◆ SUPPLIED TEXT:

──────

Deaf-Blind Services

NCBVI is proud to serve as a member of the Nebraska Individuals with Deaf-Blindness Project, which is an affiliate program of the Helen Keller National Center for Deaf-Blind Youth and Adults. The mission of the Project is to expand and improve services impacting the lives of Nebraskans who are deaf-blind of all ages and their families.

The Project works to enable people who are deaf-blind to live independently in the communities of their choice and achieve their independent living and vocational goals. The project also works to improve the ability of educational, vocational, blindness, and deafness agencies to serve people with both vision and hearing loss.

Services provided by the Project include:

  • Information and referral services
  • Individualized training in blindness and deafness skills, such as Braille, ASL, daily living skills, etc.
  • Advocacy training
  • Assistive technology
  • Technical assistance to school districts
  • Intensive training to ASL interpreters on serving deaf-blind consumers


Frequently Asked Questions

Who is considered Deaf-Blind?

People who are Deaf-Blind have a combination of both auditory and visual impairments, which present significant challenges in daily living, education, and employment. People who are Deaf-Blind communicate using a wide variety of strategies, including American Sign Language, tactile American Sign Language, fingerspelling, hearing aids, Braille, and electronic devices. People who are Deaf-Blind often live independently, have jobs, raise children, and live full and productive lives.

How can I contact and use the Nebraska Relay Service (NRS)?

The Nebraska Relay Service allows deaf and hard of hearing people who use a TTY to communicate with hearing telephone users. The NRS communication assistant (CA) or operator relays the information between the two parties. The CA will say what the TTY caller types and types what the hearing caller says. All states now offer statewide telephone relay services. In Nebraska, TTY callers may dial 1-800-833-7352 (TTY) or hearing callers may dial 1-800-833-0920 (VOICE).

VCO – Voice Carry Over.

When making a NRS call a person with a hearing loss and understandable speech may request VCO, allowing him/her to speak directly to the hearing caller. The person with a hearing loss then reads the hearing person’s responses on his/her TTY. 

HCO – Hearing Carry Over.

──────

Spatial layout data
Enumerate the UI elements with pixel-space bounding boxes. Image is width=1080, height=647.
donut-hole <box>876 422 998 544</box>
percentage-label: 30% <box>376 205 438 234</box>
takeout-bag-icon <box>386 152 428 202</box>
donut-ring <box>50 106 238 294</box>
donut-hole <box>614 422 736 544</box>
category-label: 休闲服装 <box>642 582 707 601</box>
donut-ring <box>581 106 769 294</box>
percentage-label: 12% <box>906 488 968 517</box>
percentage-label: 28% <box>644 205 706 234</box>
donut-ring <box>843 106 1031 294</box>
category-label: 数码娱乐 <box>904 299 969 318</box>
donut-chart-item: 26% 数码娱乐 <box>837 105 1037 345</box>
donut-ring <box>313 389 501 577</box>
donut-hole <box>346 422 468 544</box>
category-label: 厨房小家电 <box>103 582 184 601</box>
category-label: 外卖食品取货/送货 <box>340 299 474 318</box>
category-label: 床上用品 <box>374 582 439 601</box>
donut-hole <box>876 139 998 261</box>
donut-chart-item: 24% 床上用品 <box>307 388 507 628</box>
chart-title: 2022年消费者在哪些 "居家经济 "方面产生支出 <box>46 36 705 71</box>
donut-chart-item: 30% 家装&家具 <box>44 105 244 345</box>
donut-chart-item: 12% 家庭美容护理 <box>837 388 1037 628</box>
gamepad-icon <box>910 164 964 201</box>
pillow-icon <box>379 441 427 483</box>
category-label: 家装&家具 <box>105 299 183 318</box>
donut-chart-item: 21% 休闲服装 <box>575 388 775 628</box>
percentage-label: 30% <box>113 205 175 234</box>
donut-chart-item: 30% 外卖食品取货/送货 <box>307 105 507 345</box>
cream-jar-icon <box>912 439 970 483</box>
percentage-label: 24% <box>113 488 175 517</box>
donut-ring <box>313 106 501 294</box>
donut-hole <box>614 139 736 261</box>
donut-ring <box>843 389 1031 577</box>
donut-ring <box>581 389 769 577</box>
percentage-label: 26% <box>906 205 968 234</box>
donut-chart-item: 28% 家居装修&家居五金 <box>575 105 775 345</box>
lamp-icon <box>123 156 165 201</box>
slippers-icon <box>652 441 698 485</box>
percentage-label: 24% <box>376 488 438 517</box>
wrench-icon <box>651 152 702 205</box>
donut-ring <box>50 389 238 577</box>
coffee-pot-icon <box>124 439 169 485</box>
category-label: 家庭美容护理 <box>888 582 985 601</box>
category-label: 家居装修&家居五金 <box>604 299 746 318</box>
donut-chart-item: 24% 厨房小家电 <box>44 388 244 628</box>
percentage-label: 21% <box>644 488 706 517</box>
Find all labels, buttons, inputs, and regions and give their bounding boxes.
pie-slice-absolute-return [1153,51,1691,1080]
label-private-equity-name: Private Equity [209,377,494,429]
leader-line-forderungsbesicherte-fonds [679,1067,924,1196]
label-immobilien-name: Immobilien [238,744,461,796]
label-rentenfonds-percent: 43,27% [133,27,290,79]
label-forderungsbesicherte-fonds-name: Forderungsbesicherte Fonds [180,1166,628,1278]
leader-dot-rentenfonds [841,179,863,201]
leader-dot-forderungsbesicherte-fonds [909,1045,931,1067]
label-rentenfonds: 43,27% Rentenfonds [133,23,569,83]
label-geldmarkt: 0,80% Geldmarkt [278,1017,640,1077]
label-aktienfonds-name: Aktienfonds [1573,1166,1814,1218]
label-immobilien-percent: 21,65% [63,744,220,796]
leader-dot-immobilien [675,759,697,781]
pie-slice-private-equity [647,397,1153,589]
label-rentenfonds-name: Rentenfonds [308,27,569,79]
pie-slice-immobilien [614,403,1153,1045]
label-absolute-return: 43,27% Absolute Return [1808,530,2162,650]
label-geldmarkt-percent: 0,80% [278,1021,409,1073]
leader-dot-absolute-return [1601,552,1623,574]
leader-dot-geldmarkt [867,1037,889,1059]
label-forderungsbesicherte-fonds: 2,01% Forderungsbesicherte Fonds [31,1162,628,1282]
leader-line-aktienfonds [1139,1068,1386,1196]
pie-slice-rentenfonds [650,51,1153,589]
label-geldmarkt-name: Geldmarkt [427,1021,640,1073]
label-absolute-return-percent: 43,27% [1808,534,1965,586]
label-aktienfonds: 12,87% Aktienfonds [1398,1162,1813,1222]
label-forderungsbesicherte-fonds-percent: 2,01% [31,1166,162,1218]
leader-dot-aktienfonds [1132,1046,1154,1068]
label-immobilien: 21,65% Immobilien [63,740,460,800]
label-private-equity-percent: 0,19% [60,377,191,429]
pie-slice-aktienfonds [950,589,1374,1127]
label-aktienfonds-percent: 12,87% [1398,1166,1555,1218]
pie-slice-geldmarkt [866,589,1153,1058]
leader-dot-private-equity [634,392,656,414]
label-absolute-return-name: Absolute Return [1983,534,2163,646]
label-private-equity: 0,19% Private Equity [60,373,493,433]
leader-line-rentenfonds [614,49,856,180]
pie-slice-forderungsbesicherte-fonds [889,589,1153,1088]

──────

◆ WHAT THE EXERCISE ASKS:
Decide whether each statement below agrees with the deaf-blind services page. Answer yes or no for each and quote the deciding words of the page. (a) The Nebraska Individuals with Deaf-Blindness Project is an affiliate program of the Helen Keller National Center. (b) The NRS communication assistant types what the TTY caller types. (c) Hearing callers in Nebraska reach the relay service at 1-800-833-7352.

◆ FINISHED ANSWER:
(a) Yes: "which is an affiliate program of the Helen Keller National Center for Deaf-Blind Youth and Adults"
(b) No: "The CA will say what the TTY caller types and types what the hearing caller says."
(c) No: "hearing callers may dial 1-800-833-0920 (VOICE)"